# [INFORMATION SUPPLIED]

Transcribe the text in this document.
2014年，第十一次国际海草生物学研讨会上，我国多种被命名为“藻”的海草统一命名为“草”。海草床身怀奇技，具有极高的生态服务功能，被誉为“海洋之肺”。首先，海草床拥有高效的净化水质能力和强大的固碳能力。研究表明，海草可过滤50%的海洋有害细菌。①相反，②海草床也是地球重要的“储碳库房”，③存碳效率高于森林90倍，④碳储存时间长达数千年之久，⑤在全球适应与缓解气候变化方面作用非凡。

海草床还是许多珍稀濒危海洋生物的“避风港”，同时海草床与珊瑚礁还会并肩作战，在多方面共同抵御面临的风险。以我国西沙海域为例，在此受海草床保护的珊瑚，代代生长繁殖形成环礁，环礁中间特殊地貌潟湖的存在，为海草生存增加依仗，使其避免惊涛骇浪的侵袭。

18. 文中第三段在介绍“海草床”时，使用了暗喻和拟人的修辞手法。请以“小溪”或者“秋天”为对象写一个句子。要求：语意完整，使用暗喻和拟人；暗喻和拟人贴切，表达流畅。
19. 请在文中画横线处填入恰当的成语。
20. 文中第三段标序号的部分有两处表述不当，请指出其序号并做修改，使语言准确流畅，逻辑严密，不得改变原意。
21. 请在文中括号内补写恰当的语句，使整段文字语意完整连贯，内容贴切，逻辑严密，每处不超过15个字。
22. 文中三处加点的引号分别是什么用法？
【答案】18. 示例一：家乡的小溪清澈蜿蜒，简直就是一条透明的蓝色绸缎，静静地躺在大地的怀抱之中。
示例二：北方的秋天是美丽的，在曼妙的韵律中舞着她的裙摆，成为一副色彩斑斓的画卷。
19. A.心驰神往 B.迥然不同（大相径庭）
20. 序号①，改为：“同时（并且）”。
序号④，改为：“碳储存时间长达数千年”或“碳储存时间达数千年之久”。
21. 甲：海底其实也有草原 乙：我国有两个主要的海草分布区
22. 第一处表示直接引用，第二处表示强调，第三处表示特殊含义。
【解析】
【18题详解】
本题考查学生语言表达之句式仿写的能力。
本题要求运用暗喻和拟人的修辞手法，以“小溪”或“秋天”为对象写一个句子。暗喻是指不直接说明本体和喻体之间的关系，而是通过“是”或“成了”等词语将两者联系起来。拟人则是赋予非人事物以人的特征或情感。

...

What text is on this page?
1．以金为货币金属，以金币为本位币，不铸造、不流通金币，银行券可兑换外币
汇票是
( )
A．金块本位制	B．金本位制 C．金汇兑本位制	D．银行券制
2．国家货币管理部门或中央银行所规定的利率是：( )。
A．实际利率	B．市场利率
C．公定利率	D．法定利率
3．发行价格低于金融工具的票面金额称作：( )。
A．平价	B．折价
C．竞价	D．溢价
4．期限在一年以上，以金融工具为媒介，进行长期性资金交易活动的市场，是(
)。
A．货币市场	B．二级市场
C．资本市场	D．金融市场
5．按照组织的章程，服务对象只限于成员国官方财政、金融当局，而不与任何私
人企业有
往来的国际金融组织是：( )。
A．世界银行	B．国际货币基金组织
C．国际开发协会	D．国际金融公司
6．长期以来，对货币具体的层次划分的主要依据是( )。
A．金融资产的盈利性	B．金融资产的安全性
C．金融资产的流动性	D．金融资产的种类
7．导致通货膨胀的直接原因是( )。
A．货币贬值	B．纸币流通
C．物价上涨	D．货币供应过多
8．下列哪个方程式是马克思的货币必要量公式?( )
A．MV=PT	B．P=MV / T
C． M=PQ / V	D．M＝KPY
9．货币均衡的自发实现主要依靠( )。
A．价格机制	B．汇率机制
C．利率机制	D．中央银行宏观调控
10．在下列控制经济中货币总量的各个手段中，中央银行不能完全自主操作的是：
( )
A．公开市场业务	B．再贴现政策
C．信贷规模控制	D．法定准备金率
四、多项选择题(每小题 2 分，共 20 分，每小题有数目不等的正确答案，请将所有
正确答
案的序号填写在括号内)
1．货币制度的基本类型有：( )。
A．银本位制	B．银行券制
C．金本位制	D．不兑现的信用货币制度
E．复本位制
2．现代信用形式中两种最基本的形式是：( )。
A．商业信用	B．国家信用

* * *

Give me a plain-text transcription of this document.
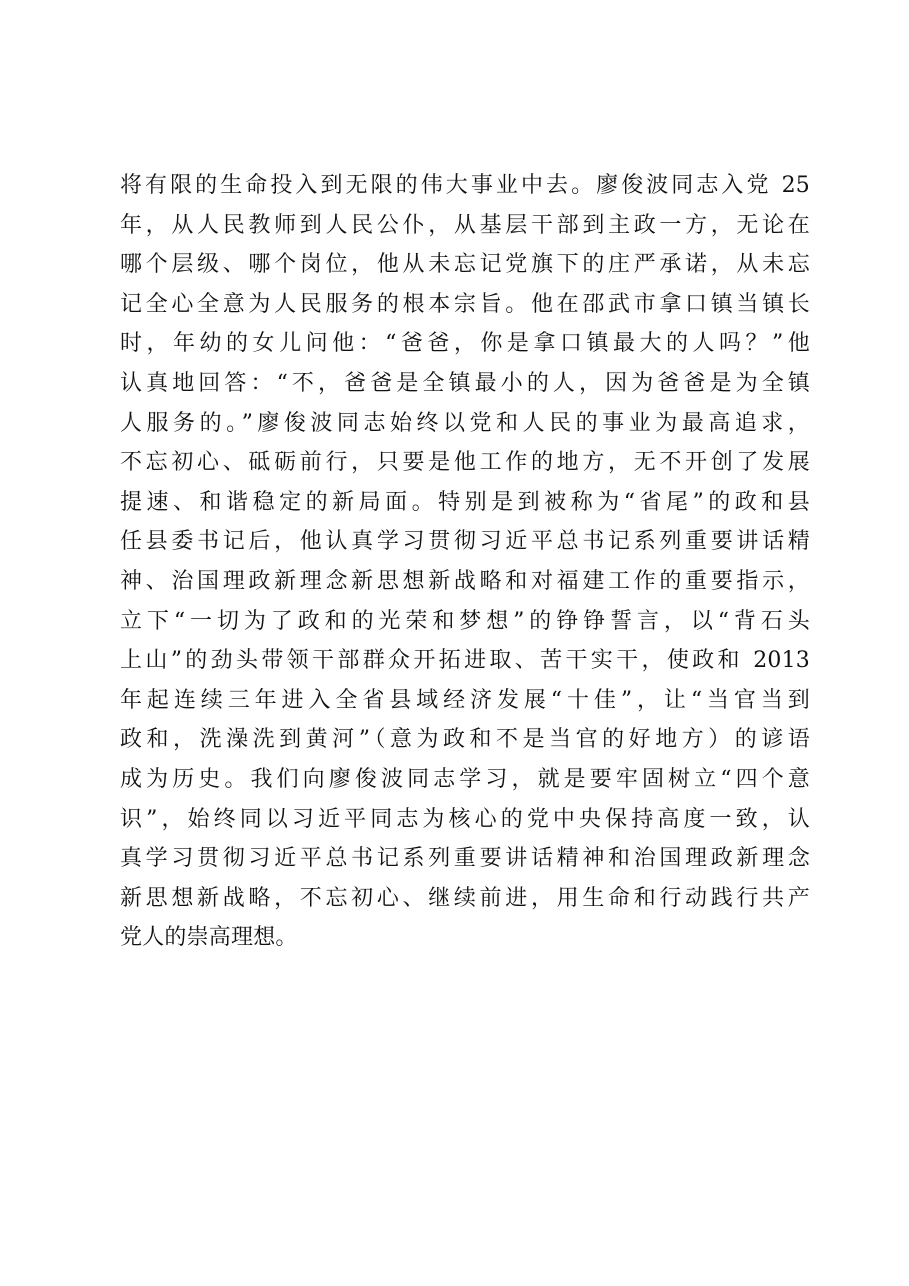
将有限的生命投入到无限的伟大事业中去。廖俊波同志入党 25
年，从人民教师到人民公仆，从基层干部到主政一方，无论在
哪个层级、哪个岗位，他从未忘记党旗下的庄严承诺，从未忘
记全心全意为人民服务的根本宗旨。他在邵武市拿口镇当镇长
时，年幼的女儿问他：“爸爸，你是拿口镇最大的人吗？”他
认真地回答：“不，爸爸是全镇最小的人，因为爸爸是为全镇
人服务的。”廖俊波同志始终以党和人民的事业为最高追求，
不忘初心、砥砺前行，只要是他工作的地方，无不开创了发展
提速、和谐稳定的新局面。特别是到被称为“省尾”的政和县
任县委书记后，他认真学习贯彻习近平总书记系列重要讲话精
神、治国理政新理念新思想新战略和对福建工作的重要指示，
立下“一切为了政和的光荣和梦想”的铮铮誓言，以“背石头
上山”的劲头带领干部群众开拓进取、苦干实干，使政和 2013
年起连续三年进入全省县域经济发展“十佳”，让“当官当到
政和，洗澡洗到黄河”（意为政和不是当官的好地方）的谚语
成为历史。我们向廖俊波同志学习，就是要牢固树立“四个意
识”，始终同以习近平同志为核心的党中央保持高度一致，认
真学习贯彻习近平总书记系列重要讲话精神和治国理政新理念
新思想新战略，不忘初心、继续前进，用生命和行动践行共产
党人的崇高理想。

# [REQUIREMENT]
Check each line of the records above for the word "为对象写一个句子", then give the number of lines that have it, with no other words.

# [FULL OUTPUT]
2